Stored records:
╭──

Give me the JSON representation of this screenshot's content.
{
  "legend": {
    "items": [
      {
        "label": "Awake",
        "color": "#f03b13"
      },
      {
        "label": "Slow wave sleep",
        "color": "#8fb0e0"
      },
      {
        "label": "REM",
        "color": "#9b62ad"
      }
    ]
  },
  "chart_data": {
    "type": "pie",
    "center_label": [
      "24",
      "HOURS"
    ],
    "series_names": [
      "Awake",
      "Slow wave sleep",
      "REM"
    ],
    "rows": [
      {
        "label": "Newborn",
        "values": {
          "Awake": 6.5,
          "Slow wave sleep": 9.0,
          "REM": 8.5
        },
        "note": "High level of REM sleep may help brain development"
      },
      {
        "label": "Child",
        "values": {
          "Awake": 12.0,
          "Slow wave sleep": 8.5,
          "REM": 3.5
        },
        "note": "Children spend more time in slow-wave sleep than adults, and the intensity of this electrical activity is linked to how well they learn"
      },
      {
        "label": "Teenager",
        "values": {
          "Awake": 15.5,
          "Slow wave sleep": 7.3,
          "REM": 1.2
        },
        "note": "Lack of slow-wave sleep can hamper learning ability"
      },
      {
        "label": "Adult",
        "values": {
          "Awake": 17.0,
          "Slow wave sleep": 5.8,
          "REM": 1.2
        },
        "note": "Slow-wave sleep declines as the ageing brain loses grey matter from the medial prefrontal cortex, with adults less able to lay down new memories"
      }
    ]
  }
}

╰──

> _What you are asked to do_: Repeat the listing in full, keeping every line exactly as it is.

> _Answer to the exercise_:
Give me the JSON representation of this screenshot's content.
{
  "legend": {
    "items": [
      {
        "label": "Awake",
        "color": "#f03b13"
      },
      {
        "label": "Slow wave sleep",
        "color": "#8fb0e0"
      },
      {
        "label": "REM",
        "color": "#9b62ad"
      }
    ]
  },
  "chart_data": {
    "type": "pie",
    "center_label": [
      "24",
      "HOURS"
    ],
    "series_names": [
      "Awake",
      "Slow wave sleep",
      "REM"
    ],
    "rows": [
      {
        "label": "Newborn",
        "values": {
          "Awake": 6.5,
          "Slow wave sleep": 9.0,
          "REM": 8.5
        },
        "note": "High level of REM sleep may help brain development"
      },
      {
        "label": "Child",
        "values": {
          "Awake": 12.0,
          "Slow wave sleep": 8.5,
          "REM": 3.5
        },
        "note": "Children spend more time in slow-wave sleep than adults, and the intensity of this electrical activity is linked to how well they learn"
      },
      {
        "label": "Teenager",
        "values": {
          "Awake": 15.5,
          "Slow wave sleep": 7.3,
          "REM": 1.2
        },
        "note": "Lack of slow-wave sleep can hamper learning ability"
      },
      {
        "label": "Adult",
        "values": {
          "Awake": 17.0,
          "Slow wave sleep": 5.8,
          "REM": 1.2
        },
        "note": "Slow-wave sleep declines as the ageing brain loses grey matter from the medial prefrontal cortex, with adults less able to lay down new memories"
      }
    ]
  }
}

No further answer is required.